— Direction —
Find all the lines with "table" and gather them.

## START Input data

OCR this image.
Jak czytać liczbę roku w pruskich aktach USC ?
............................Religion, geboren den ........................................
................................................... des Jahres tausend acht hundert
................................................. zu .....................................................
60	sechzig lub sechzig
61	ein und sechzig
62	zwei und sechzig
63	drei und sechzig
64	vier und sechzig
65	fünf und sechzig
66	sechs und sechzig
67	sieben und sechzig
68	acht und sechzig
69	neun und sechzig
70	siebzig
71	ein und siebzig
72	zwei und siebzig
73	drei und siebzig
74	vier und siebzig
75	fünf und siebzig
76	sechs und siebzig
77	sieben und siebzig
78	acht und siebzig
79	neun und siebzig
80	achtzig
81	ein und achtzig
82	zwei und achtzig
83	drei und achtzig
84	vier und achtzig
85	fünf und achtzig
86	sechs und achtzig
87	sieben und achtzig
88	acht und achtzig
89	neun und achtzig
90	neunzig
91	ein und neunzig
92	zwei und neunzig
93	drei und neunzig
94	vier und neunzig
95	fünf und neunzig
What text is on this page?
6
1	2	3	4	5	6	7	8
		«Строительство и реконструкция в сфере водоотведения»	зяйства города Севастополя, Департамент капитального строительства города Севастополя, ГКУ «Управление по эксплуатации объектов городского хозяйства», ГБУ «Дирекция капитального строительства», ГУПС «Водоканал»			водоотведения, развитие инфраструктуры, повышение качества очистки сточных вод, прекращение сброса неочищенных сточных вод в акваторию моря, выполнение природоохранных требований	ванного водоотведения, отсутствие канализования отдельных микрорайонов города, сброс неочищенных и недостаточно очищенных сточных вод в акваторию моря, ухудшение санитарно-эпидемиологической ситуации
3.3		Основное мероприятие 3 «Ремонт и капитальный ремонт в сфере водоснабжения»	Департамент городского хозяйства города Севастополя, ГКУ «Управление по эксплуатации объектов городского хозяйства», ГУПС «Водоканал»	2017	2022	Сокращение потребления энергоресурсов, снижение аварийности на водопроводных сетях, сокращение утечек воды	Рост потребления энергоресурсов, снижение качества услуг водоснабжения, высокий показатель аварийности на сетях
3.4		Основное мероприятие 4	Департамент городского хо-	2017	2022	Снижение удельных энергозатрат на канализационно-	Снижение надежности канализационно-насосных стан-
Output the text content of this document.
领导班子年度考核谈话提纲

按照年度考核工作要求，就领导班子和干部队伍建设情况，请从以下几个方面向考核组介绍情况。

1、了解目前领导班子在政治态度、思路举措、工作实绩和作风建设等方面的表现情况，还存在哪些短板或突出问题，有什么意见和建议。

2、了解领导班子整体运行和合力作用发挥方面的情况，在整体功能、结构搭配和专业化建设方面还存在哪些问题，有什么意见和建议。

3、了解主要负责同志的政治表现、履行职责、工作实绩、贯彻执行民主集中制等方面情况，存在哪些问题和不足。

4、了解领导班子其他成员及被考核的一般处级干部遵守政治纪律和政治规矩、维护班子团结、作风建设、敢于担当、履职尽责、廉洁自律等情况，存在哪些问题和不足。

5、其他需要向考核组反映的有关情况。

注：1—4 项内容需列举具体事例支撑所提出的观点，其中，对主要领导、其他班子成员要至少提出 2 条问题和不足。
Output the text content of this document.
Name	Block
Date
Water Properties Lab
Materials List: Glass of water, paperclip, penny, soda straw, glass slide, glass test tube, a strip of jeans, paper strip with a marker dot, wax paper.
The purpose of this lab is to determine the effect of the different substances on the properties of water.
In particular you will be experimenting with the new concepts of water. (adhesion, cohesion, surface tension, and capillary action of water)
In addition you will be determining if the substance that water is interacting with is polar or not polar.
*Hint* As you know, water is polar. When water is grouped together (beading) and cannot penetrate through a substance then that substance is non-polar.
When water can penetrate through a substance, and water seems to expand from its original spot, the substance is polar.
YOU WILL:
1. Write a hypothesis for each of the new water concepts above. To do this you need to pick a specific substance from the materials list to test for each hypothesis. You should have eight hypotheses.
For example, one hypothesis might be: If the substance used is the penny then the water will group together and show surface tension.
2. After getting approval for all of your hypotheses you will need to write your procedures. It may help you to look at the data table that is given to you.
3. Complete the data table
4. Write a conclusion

## END Input data

— Finished answer —
2. After getting approval for all of your hypotheses you will need to write your procedures. It may help you to look at the data table that is given to you.
3. Complete the data table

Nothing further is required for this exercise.